Figure dataset records:
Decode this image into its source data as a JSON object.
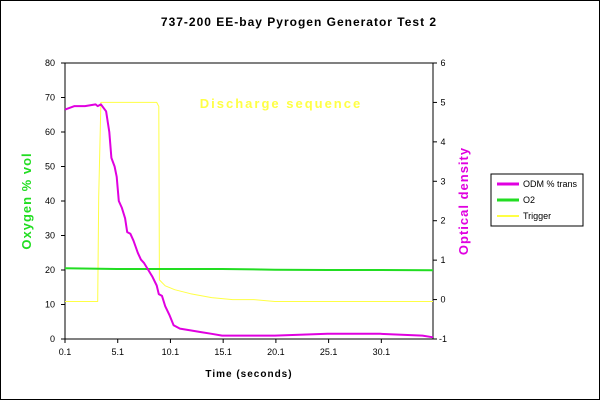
{
  "chart_data": {
    "type": "line",
    "title": "737-200 EE-bay Pyrogen Generator Test 2",
    "xlabel": "Time (seconds)",
    "ylabel_left": "Oxygen % vol",
    "ylabel_right": "Optical density",
    "annotation": "Discharge sequence",
    "xlim": [
      0.1,
      35
    ],
    "ylim_left": [
      0,
      80
    ],
    "ylim_right": [
      -1,
      6
    ],
    "x_ticks": [
      "0.1",
      "5.1",
      "10.1",
      "15.1",
      "20.1",
      "25.1",
      "30.1"
    ],
    "y_left_ticks": [
      "0",
      "10",
      "20",
      "30",
      "40",
      "50",
      "60",
      "70",
      "80"
    ],
    "y_right_ticks": [
      "-1",
      "0",
      "1",
      "2",
      "3",
      "4",
      "5",
      "6"
    ],
    "grid": false,
    "legend_position": "right",
    "colors": {
      "odm": "#e000e0",
      "o2": "#22dd22",
      "trigger": "#ffff44",
      "plot_bg": "#ffffff",
      "axis": "#000000"
    },
    "series": [
      {
        "name": "ODM % trans",
        "axis": "left",
        "x": [
          0.1,
          1.0,
          2.0,
          3.0,
          3.2,
          3.5,
          4.0,
          4.3,
          4.5,
          4.8,
          5.0,
          5.2,
          5.5,
          5.8,
          6.0,
          6.3,
          6.6,
          7.0,
          7.3,
          7.6,
          8.0,
          8.4,
          8.8,
          9.0,
          9.3,
          9.6,
          10.0,
          10.4,
          11.0,
          12.0,
          13.0,
          14.0,
          15.0,
          17.0,
          20.0,
          25.0,
          30.0,
          34.0,
          35.0
        ],
        "y": [
          66.5,
          67.5,
          67.5,
          68.0,
          67.5,
          68.0,
          66.0,
          60.0,
          52.5,
          50.0,
          47.0,
          40.0,
          38.0,
          35.0,
          31.0,
          30.5,
          28.5,
          25.0,
          23.0,
          22.0,
          20.0,
          18.0,
          15.5,
          13.0,
          12.5,
          9.5,
          7.0,
          4.0,
          3.0,
          2.5,
          2.0,
          1.5,
          1.0,
          1.0,
          1.0,
          1.5,
          1.5,
          1.0,
          0.5
        ]
      },
      {
        "name": "O2",
        "axis": "left",
        "x": [
          0.1,
          5.0,
          10.0,
          15.0,
          20.0,
          25.0,
          30.0,
          35.0
        ],
        "y": [
          20.5,
          20.3,
          20.3,
          20.3,
          20.1,
          20.0,
          20.0,
          19.9
        ]
      },
      {
        "name": "Trigger",
        "axis": "right",
        "x": [
          0.1,
          3.2,
          3.3,
          3.5,
          8.8,
          9.0,
          9.05,
          9.6,
          10.5,
          12.0,
          14.0,
          16.0,
          18.0,
          20.0,
          25.0,
          30.0,
          35.0
        ],
        "y": [
          -0.05,
          -0.05,
          2.6,
          5.0,
          5.0,
          4.9,
          0.5,
          0.35,
          0.25,
          0.15,
          0.05,
          0.0,
          0.0,
          -0.05,
          -0.05,
          -0.05,
          -0.05
        ]
      }
    ]
  }
}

## Task requirements
Working from the lines above, reproduce the material exactly and exclude its pictures.

## Complete output
Decode this image into its source data as a JSON object.
{
  "chart_data": {
    "type": "line",
    "title": "737-200 EE-bay Pyrogen Generator Test 2",
    "xlabel": "Time (seconds)",
    "ylabel_left": "Oxygen % vol",
    "ylabel_right": "Optical density",
    "annotation": "Discharge sequence",
    "xlim": [
      0.1,
      35
    ],
    "ylim_left": [
      0,
      80
    ],
    "ylim_right": [
      -1,
      6
    ],
    "x_ticks": [
      "0.1",
      "5.1",
      "10.1",
      "15.1",
      "20.1",
      "25.1",
      "30.1"
    ],
    "y_left_ticks": [
      "0",
      "10",
      "20",
      "30",
      "40",
      "50",
      "60",
      "70",
      "80"
    ],
    "y_right_ticks": [
      "-1",
      "0",
      "1",
      "2",
      "3",
      "4",
      "5",
      "6"
    ],
    "grid": false,
    "legend_position": "right",
    "colors": {
      "odm": "#e000e0",
      "o2": "#22dd22",
      "trigger": "#ffff44",
      "plot_bg": "#ffffff",
      "axis": "#000000"
    },
    "series": [
      {
        "name": "ODM % trans",
        "axis": "left",
        "x": [
          0.1,
          1.0,
          2.0,
          3.0,
          3.2,
          3.5,
          4.0,
          4.3,
          4.5,
          4.8,
          5.0,
          5.2,
          5.5,
          5.8,
          6.0,
          6.3,
          6.6,
          7.0,
          7.3,
          7.6,
          8.0,
          8.4,
          8.8,
          9.0,
          9.3,
          9.6,
          10.0,
          10.4,
          11.0,
          12.0,
          13.0,
          14.0,
          15.0,
          17.0,
          20.0,
          25.0,
          30.0,
          34.0,
          35.0
        ],
        "y": [
          66.5,
          67.5,
          67.5,
          68.0,
          67.5,
          68.0,
          66.0,
          60.0,
          52.5,
          50.0,
          47.0,
          40.0,
          38.0,
          35.0,
          31.0,
          30.5,
          28.5,
          25.0,
          23.0,
          22.0,
          20.0,
          18.0,
          15.5,
          13.0,
          12.5,
          9.5,
          7.0,
          4.0,
          3.0,
          2.5,
          2.0,
          1.5,
          1.0,
          1.0,
          1.0,
          1.5,
          1.5,
          1.0,
          0.5
        ]
      },
      {
        "name": "O2",
        "axis": "left",
        "x": [
          0.1,
          5.0,
          10.0,
          15.0,
          20.0,
          25.0,
          30.0,
          35.0
        ],
        "y": [
          20.5,
          20.3,
          20.3,
          20.3,
          20.1,
          20.0,
          20.0,
          19.9
        ]
      },
      {
        "name": "Trigger",
        "axis": "right",
        "x": [
          0.1,
          3.2,
          3.3,
          3.5,
          8.8,
          9.0,
          9.05,
          9.6,
          10.5,
          12.0,
          14.0,
          16.0,
          18.0,
          20.0,
          25.0,
          30.0,
          35.0
        ],
        "y": [
          -0.05,
          -0.05,
          2.6,
          5.0,
          5.0,
          4.9,
          0.5,
          0.35,
          0.25,
          0.15,
          0.05,
          0.0,
          0.0,
          -0.05,
          -0.05,
          -0.05,
          -0.05
        ]
      }
    ]
  }
}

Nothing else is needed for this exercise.